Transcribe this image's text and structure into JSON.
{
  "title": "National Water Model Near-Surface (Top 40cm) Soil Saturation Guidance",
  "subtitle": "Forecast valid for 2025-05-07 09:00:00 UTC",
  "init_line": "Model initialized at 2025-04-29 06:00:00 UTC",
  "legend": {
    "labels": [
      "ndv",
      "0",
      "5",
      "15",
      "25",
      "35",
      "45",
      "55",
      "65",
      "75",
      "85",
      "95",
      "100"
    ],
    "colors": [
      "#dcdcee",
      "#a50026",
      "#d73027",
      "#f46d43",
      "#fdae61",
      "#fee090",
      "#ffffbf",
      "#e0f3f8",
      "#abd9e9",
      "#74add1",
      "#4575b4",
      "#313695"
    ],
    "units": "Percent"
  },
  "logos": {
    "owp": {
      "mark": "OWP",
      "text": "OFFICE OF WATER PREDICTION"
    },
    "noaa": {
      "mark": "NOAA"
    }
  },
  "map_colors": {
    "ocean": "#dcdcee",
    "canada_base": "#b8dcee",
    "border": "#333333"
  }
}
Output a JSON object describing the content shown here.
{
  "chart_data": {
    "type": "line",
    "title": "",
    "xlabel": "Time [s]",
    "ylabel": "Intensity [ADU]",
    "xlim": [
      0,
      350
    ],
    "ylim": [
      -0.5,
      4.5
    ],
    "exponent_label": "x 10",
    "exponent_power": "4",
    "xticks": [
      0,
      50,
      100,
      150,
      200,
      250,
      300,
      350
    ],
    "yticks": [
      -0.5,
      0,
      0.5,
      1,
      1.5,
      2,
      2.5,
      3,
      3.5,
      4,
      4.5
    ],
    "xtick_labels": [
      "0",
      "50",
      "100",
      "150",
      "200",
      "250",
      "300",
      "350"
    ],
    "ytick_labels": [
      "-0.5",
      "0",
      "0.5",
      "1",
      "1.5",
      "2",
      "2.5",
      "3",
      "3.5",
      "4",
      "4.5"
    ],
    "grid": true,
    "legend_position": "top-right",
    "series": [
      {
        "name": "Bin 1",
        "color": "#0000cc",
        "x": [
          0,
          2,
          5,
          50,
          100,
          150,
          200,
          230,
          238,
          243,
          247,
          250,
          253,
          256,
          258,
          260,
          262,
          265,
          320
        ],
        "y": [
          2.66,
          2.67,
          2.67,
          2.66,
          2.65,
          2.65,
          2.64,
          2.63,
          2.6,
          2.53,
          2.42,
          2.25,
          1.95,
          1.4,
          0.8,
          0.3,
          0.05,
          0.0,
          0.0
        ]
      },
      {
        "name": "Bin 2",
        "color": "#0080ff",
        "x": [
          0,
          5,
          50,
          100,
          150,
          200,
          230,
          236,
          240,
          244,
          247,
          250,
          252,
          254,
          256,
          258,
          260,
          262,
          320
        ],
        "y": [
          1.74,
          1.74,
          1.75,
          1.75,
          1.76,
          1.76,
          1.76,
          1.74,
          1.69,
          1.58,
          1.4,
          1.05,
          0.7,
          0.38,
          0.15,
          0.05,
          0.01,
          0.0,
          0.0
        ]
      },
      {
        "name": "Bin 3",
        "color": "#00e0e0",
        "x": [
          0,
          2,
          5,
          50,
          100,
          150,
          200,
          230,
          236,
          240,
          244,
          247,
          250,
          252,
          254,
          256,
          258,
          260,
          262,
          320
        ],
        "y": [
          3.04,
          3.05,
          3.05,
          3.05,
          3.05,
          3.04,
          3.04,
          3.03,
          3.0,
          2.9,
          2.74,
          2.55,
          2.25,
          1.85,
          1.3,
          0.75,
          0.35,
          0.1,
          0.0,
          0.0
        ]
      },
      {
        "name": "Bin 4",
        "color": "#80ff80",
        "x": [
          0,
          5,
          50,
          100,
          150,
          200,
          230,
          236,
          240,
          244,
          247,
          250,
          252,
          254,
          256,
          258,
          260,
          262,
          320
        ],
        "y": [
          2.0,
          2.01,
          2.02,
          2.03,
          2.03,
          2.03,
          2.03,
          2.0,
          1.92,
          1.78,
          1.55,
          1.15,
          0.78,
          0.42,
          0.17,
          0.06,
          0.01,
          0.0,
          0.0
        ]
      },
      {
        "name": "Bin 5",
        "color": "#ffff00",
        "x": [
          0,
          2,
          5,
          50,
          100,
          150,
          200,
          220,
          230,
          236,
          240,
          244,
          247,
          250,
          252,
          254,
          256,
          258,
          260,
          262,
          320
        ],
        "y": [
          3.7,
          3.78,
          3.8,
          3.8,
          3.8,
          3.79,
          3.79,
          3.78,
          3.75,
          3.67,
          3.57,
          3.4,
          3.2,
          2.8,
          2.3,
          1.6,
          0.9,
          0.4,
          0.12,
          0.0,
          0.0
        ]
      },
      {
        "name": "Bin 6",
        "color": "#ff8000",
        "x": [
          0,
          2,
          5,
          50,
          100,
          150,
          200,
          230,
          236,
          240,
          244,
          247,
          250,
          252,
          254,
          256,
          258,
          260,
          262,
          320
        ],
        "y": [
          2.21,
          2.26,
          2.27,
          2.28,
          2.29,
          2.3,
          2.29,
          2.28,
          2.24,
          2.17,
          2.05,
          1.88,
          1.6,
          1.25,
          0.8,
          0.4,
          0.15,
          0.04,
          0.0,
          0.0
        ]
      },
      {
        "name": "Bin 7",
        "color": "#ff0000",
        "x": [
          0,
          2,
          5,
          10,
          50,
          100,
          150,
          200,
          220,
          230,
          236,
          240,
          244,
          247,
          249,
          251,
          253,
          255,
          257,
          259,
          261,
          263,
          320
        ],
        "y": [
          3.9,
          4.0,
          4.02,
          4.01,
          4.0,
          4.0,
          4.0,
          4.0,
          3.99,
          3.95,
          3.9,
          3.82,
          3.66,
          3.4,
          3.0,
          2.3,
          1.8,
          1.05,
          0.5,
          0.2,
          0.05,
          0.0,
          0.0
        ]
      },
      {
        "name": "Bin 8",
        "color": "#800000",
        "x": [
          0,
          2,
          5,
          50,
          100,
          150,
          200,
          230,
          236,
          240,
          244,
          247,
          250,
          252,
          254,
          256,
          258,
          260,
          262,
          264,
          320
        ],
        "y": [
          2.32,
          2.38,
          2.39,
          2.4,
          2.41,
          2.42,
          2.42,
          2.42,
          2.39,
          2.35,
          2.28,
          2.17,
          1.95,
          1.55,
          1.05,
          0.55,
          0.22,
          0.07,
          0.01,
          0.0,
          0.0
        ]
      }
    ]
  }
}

---+---

Exercise objective ▸ Nothing in the data may differ; print all of it exactly as written.

Response to this task ▸
Transcribe this image's text and structure into JSON.
{
  "title": "National Water Model Near-Surface (Top 40cm) Soil Saturation Guidance",
  "subtitle": "Forecast valid for 2025-05-07 09:00:00 UTC",
  "init_line": "Model initialized at 2025-04-29 06:00:00 UTC",
  "legend": {
    "labels": [
      "ndv",
      "0",
      "5",
      "15",
      "25",
      "35",
      "45",
      "55",
      "65",
      "75",
      "85",
      "95",
      "100"
    ],
    "colors": [
      "#dcdcee",
      "#a50026",
      "#d73027",
      "#f46d43",
      "#fdae61",
      "#fee090",
      "#ffffbf",
      "#e0f3f8",
      "#abd9e9",
      "#74add1",
      "#4575b4",
      "#313695"
    ],
    "units": "Percent"
  },
  "logos": {
    "owp": {
      "mark": "OWP",
      "text": "OFFICE OF WATER PREDICTION"
    },
    "noaa": {
      "mark": "NOAA"
    }
  },
  "map_colors": {
    "ocean": "#dcdcee",
    "canada_base": "#b8dcee",
    "border": "#333333"
  }
}
Output a JSON object describing the content shown here.
{
  "chart_data": {
    "type": "line",
    "title": "",
    "xlabel": "Time [s]",
    "ylabel": "Intensity [ADU]",
    "xlim": [
      0,
      350
    ],
    "ylim": [
      -0.5,
      4.5
    ],
    "exponent_label": "x 10",
    "exponent_power": "4",
    "xticks": [
      0,
      50,
      100,
      150,
      200,
      250,
      300,
      350
    ],
    "yticks": [
      -0.5,
      0,
      0.5,
      1,
      1.5,
      2,
      2.5,
      3,
      3.5,
      4,
      4.5
    ],
    "xtick_labels": [
      "0",
      "50",
      "100",
      "150",
      "200",
      "250",
      "300",
      "350"
    ],
    "ytick_labels": [
      "-0.5",
      "0",
      "0.5",
      "1",
      "1.5",
      "2",
      "2.5",
      "3",
      "3.5",
      "4",
      "4.5"
    ],
    "grid": true,
    "legend_position": "top-right",
    "series": [
      {
        "name": "Bin 1",
        "color": "#0000cc",
        "x": [
          0,
          2,
          5,
          50,
          100,
          150,
          200,
          230,
          238,
          243,
          247,
          250,
          253,
          256,
          258,
          260,
          262,
          265,
          320
        ],
        "y": [
          2.66,
          2.67,
          2.67,
          2.66,
          2.65,
          2.65,
          2.64,
          2.63,
          2.6,
          2.53,
          2.42,
          2.25,
          1.95,
          1.4,
          0.8,
          0.3,
          0.05,
          0.0,
          0.0
        ]
      },
      {
        "name": "Bin 2",
        "color": "#0080ff",
        "x": [
          0,
          5,
          50,
          100,
          150,
          200,
          230,
          236,
          240,
          244,
          247,
          250,
          252,
          254,
          256,
          258,
          260,
          262,
          320
        ],
        "y": [
          1.74,
          1.74,
          1.75,
          1.75,
          1.76,
          1.76,
          1.76,
          1.74,
          1.69,
          1.58,
          1.4,
          1.05,
          0.7,
          0.38,
          0.15,
          0.05,
          0.01,
          0.0,
          0.0
        ]
      },
      {
        "name": "Bin 3",
        "color": "#00e0e0",
        "x": [
          0,
          2,
          5,
          50,
          100,
          150,
          200,
          230,
          236,
          240,
          244,
          247,
          250,
          252,
          254,
          256,
          258,
          260,
          262,
          320
        ],
        "y": [
          3.04,
          3.05,
          3.05,
          3.05,
          3.05,
          3.04,
          3.04,
          3.03,
          3.0,
          2.9,
          2.74,
          2.55,
          2.25,
          1.85,
          1.3,
          0.75,
          0.35,
          0.1,
          0.0,
          0.0
        ]
      },
      {
        "name": "Bin 4",
        "color": "#80ff80",
        "x": [
          0,
          5,
          50,
          100,
          150,
          200,
          230,
          236,
          240,
          244,
          247,
          250,
          252,
          254,
          256,
          258,
          260,
          262,
          320
        ],
        "y": [
          2.0,
          2.01,
          2.02,
          2.03,
          2.03,
          2.03,
          2.03,
          2.0,
          1.92,
          1.78,
          1.55,
          1.15,
          0.78,
          0.42,
          0.17,
          0.06,
          0.01,
          0.0,
          0.0
        ]
      },
      {
        "name": "Bin 5",
        "color": "#ffff00",
        "x": [
          0,
          2,
          5,
          50,
          100,
          150,
          200,
          220,
          230,
          236,
          240,
          244,
          247,
          250,
          252,
          254,
          256,
          258,
          260,
          262,
          320
        ],
        "y": [
          3.7,
          3.78,
          3.8,
          3.8,
          3.8,
          3.79,
          3.79,
          3.78,
          3.75,
          3.67,
          3.57,
          3.4,
          3.2,
          2.8,
          2.3,
          1.6,
          0.9,
          0.4,
          0.12,
          0.0,
          0.0
        ]
      },
      {
        "name": "Bin 6",
        "color": "#ff8000",
        "x": [
          0,
          2,
          5,
          50,
          100,
          150,
          200,
          230,
          236,
          240,
          244,
          247,
          250,
          252,
          254,
          256,
          258,
          260,
          262,
          320
        ],
        "y": [
          2.21,
          2.26,
          2.27,
          2.28,
          2.29,
          2.3,
          2.29,
          2.28,
          2.24,
          2.17,
          2.05,
          1.88,
          1.6,
          1.25,
          0.8,
          0.4,
          0.15,
          0.04,
          0.0,
          0.0
        ]
      },
      {
        "name": "Bin 7",
        "color": "#ff0000",
        "x": [
          0,
          2,
          5,
          10,
          50,
          100,
          150,
          200,
          220,
          230,
          236,
          240,
          244,
          247,
          249,
          251,
          253,
          255,
          257,
          259,
          261,
          263,
          320
        ],
        "y": [
          3.9,
          4.0,
          4.02,
          4.01,
          4.0,
          4.0,
          4.0,
          4.0,
          3.99,
          3.95,
          3.9,
          3.82,
          3.66,
          3.4,
          3.0,
          2.3,
          1.8,
          1.05,
          0.5,
          0.2,
          0.05,
          0.0,
          0.0
        ]
      },
      {
        "name": "Bin 8",
        "color": "#800000",
        "x": [
          0,
          2,
          5,
          50,
          100,
          150,
          200,
          230,
          236,
          240,
          244,
          247,
          250,
          252,
          254,
          256,
          258,
          260,
          262,
          264,
          320
        ],
        "y": [
          2.32,
          2.38,
          2.39,
          2.4,
          2.41,
          2.42,
          2.42,
          2.42,
          2.39,
          2.35,
          2.28,
          2.17,
          1.95,
          1.55,
          1.05,
          0.55,
          0.22,
          0.07,
          0.01,
          0.0,
          0.0
        ]
      }
    ]
  }
}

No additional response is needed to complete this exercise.